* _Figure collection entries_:
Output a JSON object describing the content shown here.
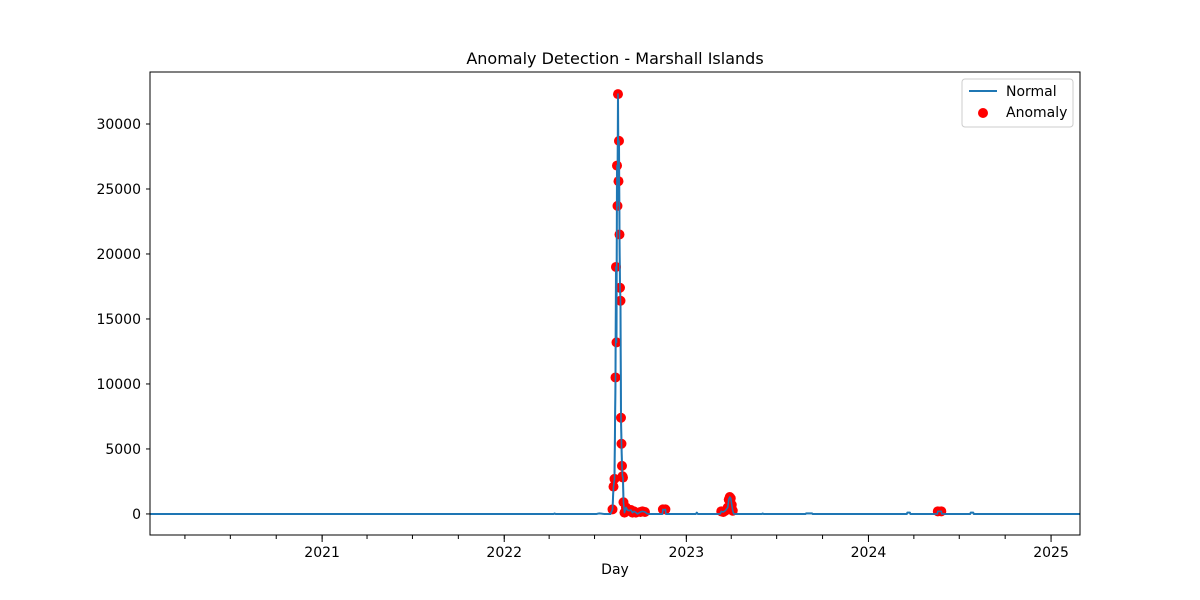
{
  "chart_data": {
    "type": "line",
    "title": "Anomaly Detection - Marshall Islands",
    "xlabel": "Day",
    "ylabel": "",
    "x_range": [
      "2020-01-22",
      "2025-02-28"
    ],
    "ylim": [
      -1620,
      34000
    ],
    "x_ticks": [
      {
        "label": "2021",
        "date": "2021-01-01"
      },
      {
        "label": "2022",
        "date": "2022-01-01"
      },
      {
        "label": "2023",
        "date": "2023-01-01"
      },
      {
        "label": "2024",
        "date": "2024-01-01"
      },
      {
        "label": "2025",
        "date": "2025-01-01"
      }
    ],
    "y_ticks": [
      0,
      5000,
      10000,
      15000,
      20000,
      25000,
      30000
    ],
    "legend_position": "top-right",
    "colors": {
      "normal": "#1f77b4",
      "anomaly": "#ff0000"
    },
    "series": [
      {
        "name": "Normal",
        "kind": "line",
        "points": [
          [
            "2020-01-22",
            0
          ],
          [
            "2022-04-10",
            0
          ],
          [
            "2022-04-12",
            30
          ],
          [
            "2022-04-14",
            0
          ],
          [
            "2022-07-05",
            0
          ],
          [
            "2022-07-10",
            40
          ],
          [
            "2022-07-20",
            0
          ],
          [
            "2022-08-02",
            0
          ],
          [
            "2022-08-06",
            350
          ],
          [
            "2022-08-08",
            2100
          ],
          [
            "2022-08-10",
            2700
          ],
          [
            "2022-08-12",
            10500
          ],
          [
            "2022-08-13",
            19000
          ],
          [
            "2022-08-14",
            13200
          ],
          [
            "2022-08-15",
            26800
          ],
          [
            "2022-08-16",
            23700
          ],
          [
            "2022-08-17",
            32300
          ],
          [
            "2022-08-18",
            25600
          ],
          [
            "2022-08-19",
            28700
          ],
          [
            "2022-08-20",
            21500
          ],
          [
            "2022-08-21",
            17400
          ],
          [
            "2022-08-22",
            16400
          ],
          [
            "2022-08-23",
            7400
          ],
          [
            "2022-08-24",
            5400
          ],
          [
            "2022-08-25",
            3700
          ],
          [
            "2022-08-26",
            2900
          ],
          [
            "2022-08-27",
            2800
          ],
          [
            "2022-08-28",
            900
          ],
          [
            "2022-08-30",
            100
          ],
          [
            "2022-09-02",
            500
          ],
          [
            "2022-09-05",
            300
          ],
          [
            "2022-09-08",
            250
          ],
          [
            "2022-09-12",
            300
          ],
          [
            "2022-09-15",
            100
          ],
          [
            "2022-09-18",
            200
          ],
          [
            "2022-09-22",
            100
          ],
          [
            "2022-09-25",
            0
          ],
          [
            "2022-10-01",
            150
          ],
          [
            "2022-10-05",
            200
          ],
          [
            "2022-10-10",
            150
          ],
          [
            "2022-10-15",
            0
          ],
          [
            "2022-11-14",
            0
          ],
          [
            "2022-11-15",
            350
          ],
          [
            "2022-11-16",
            300
          ],
          [
            "2022-11-20",
            350
          ],
          [
            "2022-11-21",
            0
          ],
          [
            "2023-01-20",
            0
          ],
          [
            "2023-01-22",
            100
          ],
          [
            "2023-01-24",
            0
          ],
          [
            "2023-03-10",
            0
          ],
          [
            "2023-03-12",
            200
          ],
          [
            "2023-03-16",
            150
          ],
          [
            "2023-03-20",
            250
          ],
          [
            "2023-03-25",
            500
          ],
          [
            "2023-03-27",
            1100
          ],
          [
            "2023-03-29",
            1300
          ],
          [
            "2023-03-31",
            1200
          ],
          [
            "2023-04-02",
            700
          ],
          [
            "2023-04-04",
            250
          ],
          [
            "2023-04-06",
            0
          ],
          [
            "2023-06-01",
            0
          ],
          [
            "2023-06-03",
            30
          ],
          [
            "2023-06-05",
            0
          ],
          [
            "2023-08-28",
            0
          ],
          [
            "2023-08-29",
            40
          ],
          [
            "2023-09-10",
            40
          ],
          [
            "2023-09-11",
            0
          ],
          [
            "2024-03-18",
            0
          ],
          [
            "2024-03-19",
            100
          ],
          [
            "2024-03-24",
            100
          ],
          [
            "2024-03-25",
            0
          ],
          [
            "2024-05-18",
            0
          ],
          [
            "2024-05-19",
            200
          ],
          [
            "2024-05-26",
            200
          ],
          [
            "2024-05-27",
            0
          ],
          [
            "2024-07-23",
            0
          ],
          [
            "2024-07-24",
            100
          ],
          [
            "2024-07-29",
            100
          ],
          [
            "2024-07-30",
            0
          ],
          [
            "2025-02-28",
            0
          ]
        ]
      },
      {
        "name": "Anomaly",
        "kind": "scatter",
        "points": [
          [
            "2022-08-06",
            350
          ],
          [
            "2022-08-08",
            2100
          ],
          [
            "2022-08-10",
            2700
          ],
          [
            "2022-08-12",
            10500
          ],
          [
            "2022-08-13",
            19000
          ],
          [
            "2022-08-14",
            13200
          ],
          [
            "2022-08-15",
            26800
          ],
          [
            "2022-08-16",
            23700
          ],
          [
            "2022-08-17",
            32300
          ],
          [
            "2022-08-18",
            25600
          ],
          [
            "2022-08-19",
            28700
          ],
          [
            "2022-08-20",
            21500
          ],
          [
            "2022-08-21",
            17400
          ],
          [
            "2022-08-22",
            16400
          ],
          [
            "2022-08-23",
            7400
          ],
          [
            "2022-08-24",
            5400
          ],
          [
            "2022-08-25",
            3700
          ],
          [
            "2022-08-26",
            2900
          ],
          [
            "2022-08-27",
            2800
          ],
          [
            "2022-08-28",
            900
          ],
          [
            "2022-08-30",
            100
          ],
          [
            "2022-09-02",
            500
          ],
          [
            "2022-09-05",
            300
          ],
          [
            "2022-09-08",
            250
          ],
          [
            "2022-09-12",
            300
          ],
          [
            "2022-09-15",
            100
          ],
          [
            "2022-09-18",
            200
          ],
          [
            "2022-09-22",
            100
          ],
          [
            "2022-10-01",
            150
          ],
          [
            "2022-10-05",
            200
          ],
          [
            "2022-10-10",
            150
          ],
          [
            "2022-11-15",
            350
          ],
          [
            "2022-11-20",
            350
          ],
          [
            "2023-03-12",
            200
          ],
          [
            "2023-03-16",
            150
          ],
          [
            "2023-03-20",
            250
          ],
          [
            "2023-03-25",
            500
          ],
          [
            "2023-03-27",
            1100
          ],
          [
            "2023-03-29",
            1300
          ],
          [
            "2023-03-31",
            1200
          ],
          [
            "2023-04-02",
            700
          ],
          [
            "2023-04-04",
            250
          ],
          [
            "2024-05-19",
            200
          ],
          [
            "2024-05-26",
            200
          ]
        ]
      }
    ]
  }
}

* _Task details_: Leave out all pictures, then copy the remaining material exactly.

* _Complete output_:
Output a JSON object describing the content shown here.
{
  "chart_data": {
    "type": "line",
    "title": "Anomaly Detection - Marshall Islands",
    "xlabel": "Day",
    "ylabel": "",
    "x_range": [
      "2020-01-22",
      "2025-02-28"
    ],
    "ylim": [
      -1620,
      34000
    ],
    "x_ticks": [
      {
        "label": "2021",
        "date": "2021-01-01"
      },
      {
        "label": "2022",
        "date": "2022-01-01"
      },
      {
        "label": "2023",
        "date": "2023-01-01"
      },
      {
        "label": "2024",
        "date": "2024-01-01"
      },
      {
        "label": "2025",
        "date": "2025-01-01"
      }
    ],
    "y_ticks": [
      0,
      5000,
      10000,
      15000,
      20000,
      25000,
      30000
    ],
    "legend_position": "top-right",
    "colors": {
      "normal": "#1f77b4",
      "anomaly": "#ff0000"
    },
    "series": [
      {
        "name": "Normal",
        "kind": "line",
        "points": [
          [
            "2020-01-22",
            0
          ],
          [
            "2022-04-10",
            0
          ],
          [
            "2022-04-12",
            30
          ],
          [
            "2022-04-14",
            0
          ],
          [
            "2022-07-05",
            0
          ],
          [
            "2022-07-10",
            40
          ],
          [
            "2022-07-20",
            0
          ],
          [
            "2022-08-02",
            0
          ],
          [
            "2022-08-06",
            350
          ],
          [
            "2022-08-08",
            2100
          ],
          [
            "2022-08-10",
            2700
          ],
          [
            "2022-08-12",
            10500
          ],
          [
            "2022-08-13",
            19000
          ],
          [
            "2022-08-14",
            13200
          ],
          [
            "2022-08-15",
            26800
          ],
          [
            "2022-08-16",
            23700
          ],
          [
            "2022-08-17",
            32300
          ],
          [
            "2022-08-18",
            25600
          ],
          [
            "2022-08-19",
            28700
          ],
          [
            "2022-08-20",
            21500
          ],
          [
            "2022-08-21",
            17400
          ],
          [
            "2022-08-22",
            16400
          ],
          [
            "2022-08-23",
            7400
          ],
          [
            "2022-08-24",
            5400
          ],
          [
            "2022-08-25",
            3700
          ],
          [
            "2022-08-26",
            2900
          ],
          [
            "2022-08-27",
            2800
          ],
          [
            "2022-08-28",
            900
          ],
          [
            "2022-08-30",
            100
          ],
          [
            "2022-09-02",
            500
          ],
          [
            "2022-09-05",
            300
          ],
          [
            "2022-09-08",
            250
          ],
          [
            "2022-09-12",
            300
          ],
          [
            "2022-09-15",
            100
          ],
          [
            "2022-09-18",
            200
          ],
          [
            "2022-09-22",
            100
          ],
          [
            "2022-09-25",
            0
          ],
          [
            "2022-10-01",
            150
          ],
          [
            "2022-10-05",
            200
          ],
          [
            "2022-10-10",
            150
          ],
          [
            "2022-10-15",
            0
          ],
          [
            "2022-11-14",
            0
          ],
          [
            "2022-11-15",
            350
          ],
          [
            "2022-11-16",
            300
          ],
          [
            "2022-11-20",
            350
          ],
          [
            "2022-11-21",
            0
          ],
          [
            "2023-01-20",
            0
          ],
          [
            "2023-01-22",
            100
          ],
          [
            "2023-01-24",
            0
          ],
          [
            "2023-03-10",
            0
          ],
          [
            "2023-03-12",
            200
          ],
          [
            "2023-03-16",
            150
          ],
          [
            "2023-03-20",
            250
          ],
          [
            "2023-03-25",
            500
          ],
          [
            "2023-03-27",
            1100
          ],
          [
            "2023-03-29",
            1300
          ],
          [
            "2023-03-31",
            1200
          ],
          [
            "2023-04-02",
            700
          ],
          [
            "2023-04-04",
            250
          ],
          [
            "2023-04-06",
            0
          ],
          [
            "2023-06-01",
            0
          ],
          [
            "2023-06-03",
            30
          ],
          [
            "2023-06-05",
            0
          ],
          [
            "2023-08-28",
            0
          ],
          [
            "2023-08-29",
            40
          ],
          [
            "2023-09-10",
            40
          ],
          [
            "2023-09-11",
            0
          ],
          [
            "2024-03-18",
            0
          ],
          [
            "2024-03-19",
            100
          ],
          [
            "2024-03-24",
            100
          ],
          [
            "2024-03-25",
            0
          ],
          [
            "2024-05-18",
            0
          ],
          [
            "2024-05-19",
            200
          ],
          [
            "2024-05-26",
            200
          ],
          [
            "2024-05-27",
            0
          ],
          [
            "2024-07-23",
            0
          ],
          [
            "2024-07-24",
            100
          ],
          [
            "2024-07-29",
            100
          ],
          [
            "2024-07-30",
            0
          ],
          [
            "2025-02-28",
            0
          ]
        ]
      },
      {
        "name": "Anomaly",
        "kind": "scatter",
        "points": [
          [
            "2022-08-06",
            350
          ],
          [
            "2022-08-08",
            2100
          ],
          [
            "2022-08-10",
            2700
          ],
          [
            "2022-08-12",
            10500
          ],
          [
            "2022-08-13",
            19000
          ],
          [
            "2022-08-14",
            13200
          ],
          [
            "2022-08-15",
            26800
          ],
          [
            "2022-08-16",
            23700
          ],
          [
            "2022-08-17",
            32300
          ],
          [
            "2022-08-18",
            25600
          ],
          [
            "2022-08-19",
            28700
          ],
          [
            "2022-08-20",
            21500
          ],
          [
            "2022-08-21",
            17400
          ],
          [
            "2022-08-22",
            16400
          ],
          [
            "2022-08-23",
            7400
          ],
          [
            "2022-08-24",
            5400
          ],
          [
            "2022-08-25",
            3700
          ],
          [
            "2022-08-26",
            2900
          ],
          [
            "2022-08-27",
            2800
          ],
          [
            "2022-08-28",
            900
          ],
          [
            "2022-08-30",
            100
          ],
          [
            "2022-09-02",
            500
          ],
          [
            "2022-09-05",
            300
          ],
          [
            "2022-09-08",
            250
          ],
          [
            "2022-09-12",
            300
          ],
          [
            "2022-09-15",
            100
          ],
          [
            "2022-09-18",
            200
          ],
          [
            "2022-09-22",
            100
          ],
          [
            "2022-10-01",
            150
          ],
          [
            "2022-10-05",
            200
          ],
          [
            "2022-10-10",
            150
          ],
          [
            "2022-11-15",
            350
          ],
          [
            "2022-11-20",
            350
          ],
          [
            "2023-03-12",
            200
          ],
          [
            "2023-03-16",
            150
          ],
          [
            "2023-03-20",
            250
          ],
          [
            "2023-03-25",
            500
          ],
          [
            "2023-03-27",
            1100
          ],
          [
            "2023-03-29",
            1300
          ],
          [
            "2023-03-31",
            1200
          ],
          [
            "2023-04-02",
            700
          ],
          [
            "2023-04-04",
            250
          ],
          [
            "2024-05-19",
            200
          ],
          [
            "2024-05-26",
            200
          ]
        ]
      }
    ]
  }
}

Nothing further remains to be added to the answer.